### Collection entries
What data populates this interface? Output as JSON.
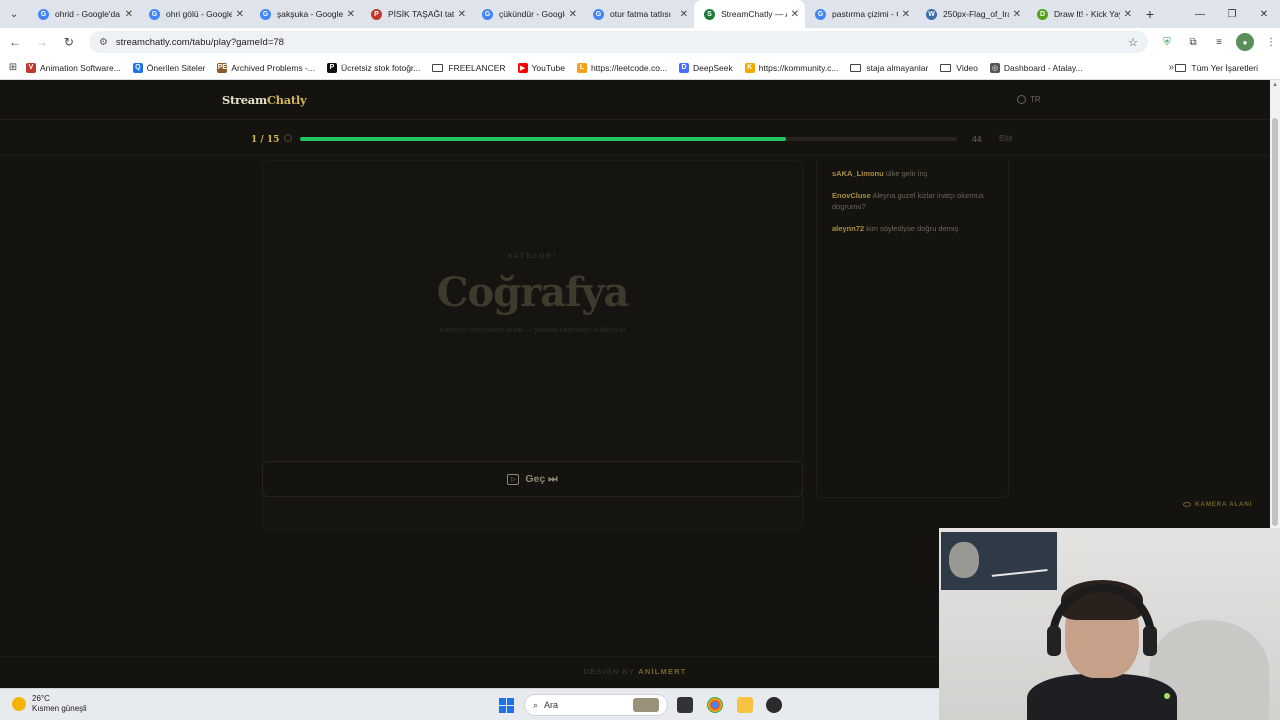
{
  "browser": {
    "tabs": [
      {
        "title": "ohrid - Google'da",
        "color": "#4285f4",
        "glyph": "G"
      },
      {
        "title": "ohri gölü - Google'da",
        "color": "#4285f4",
        "glyph": "G"
      },
      {
        "title": "şakşuka - Google'da",
        "color": "#4285f4",
        "glyph": "G"
      },
      {
        "title": "PİSİK TAŞAĞI tatlısı",
        "color": "#c0392b",
        "glyph": "P"
      },
      {
        "title": "çükündür - Google'da",
        "color": "#4285f4",
        "glyph": "G"
      },
      {
        "title": "otur fatma tatlısı",
        "color": "#4285f4",
        "glyph": "G"
      },
      {
        "title": "StreamChatly — Ana",
        "color": "#1f7a3a",
        "glyph": "S"
      },
      {
        "title": "pastırma çizimi - G",
        "color": "#4285f4",
        "glyph": "G"
      },
      {
        "title": "250px-Flag_of_Iraq",
        "color": "#3a6ea5",
        "glyph": "W"
      },
      {
        "title": "Draw It! - Kick Yayı",
        "color": "#53a318",
        "glyph": "D"
      }
    ],
    "active_tab": 6,
    "url": "streamchatly.com/tabu/play?gameId=78",
    "bookmarks": [
      {
        "label": "Animation Software...",
        "type": "icon",
        "color": "#c0392b",
        "glyph": "V"
      },
      {
        "label": "Önerilen Siteler",
        "type": "icon",
        "color": "#1a73e8",
        "glyph": "Q"
      },
      {
        "label": "Archived Problems -...",
        "type": "icon",
        "color": "#8b5a2b",
        "glyph": "PE"
      },
      {
        "label": "Ücretsiz stok fotoğr...",
        "type": "icon",
        "color": "#111111",
        "glyph": "P"
      },
      {
        "label": "FREELANCER",
        "type": "folder"
      },
      {
        "label": "YouTube",
        "type": "icon",
        "color": "#ff0000",
        "glyph": "▶"
      },
      {
        "label": "https://leetcode.co...",
        "type": "icon",
        "color": "#f89f1b",
        "glyph": "L"
      },
      {
        "label": "DeepSeek",
        "type": "icon",
        "color": "#4d6bfe",
        "glyph": "D"
      },
      {
        "label": "https://kommunity.c...",
        "type": "icon",
        "color": "#f2a900",
        "glyph": "K"
      },
      {
        "label": "staja almayanlar",
        "type": "folder"
      },
      {
        "label": "Video",
        "type": "folder"
      },
      {
        "label": "Dashboard - Atalay...",
        "type": "icon",
        "color": "#555555",
        "glyph": "◎"
      }
    ],
    "all_bookmarks": "Tüm Yer İşaretleri"
  },
  "site": {
    "logo_main": "Stream",
    "logo_accent": "Chatly",
    "lang": "TR",
    "round": "1 / 15",
    "progress_fraction": 0.74,
    "time_left": "44",
    "finish_label": "Bitir",
    "category_label": "KATEGORİ",
    "category_name": "Coğrafya",
    "hint": "Kelimeyi izleyicilere anlat — yasaklı kelimeleri kullanma!",
    "skip_label": "Geç ⏭",
    "chat": [
      {
        "user": "sAKA_Limonu",
        "text": "ülke gelir inş"
      },
      {
        "user": "EnovCluse",
        "text": "Aleyna guzel kizlar inatçı olurmus dogrumu?"
      },
      {
        "user": "aleynn72",
        "text": "kim söylediyse doğru demiş"
      }
    ],
    "camera_label": "KAMERA ALANI",
    "footer_prefix": "DESIGN BY ",
    "footer_name": "ANİLMERT"
  },
  "taskbar": {
    "temp": "26°C",
    "weather": "Kısmen güneşli",
    "search_placeholder": "Ara"
  },
  "colors": {
    "progress": "#22c55e",
    "gold": "#d4b55a"
  }
}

### WORK REQUIRED
Take every line from the records above that has the word "https" and copy it.

### PROBLEM SOLUTION
        "label": "https://leetcode.co...",
        "label": "https://kommunity.c...",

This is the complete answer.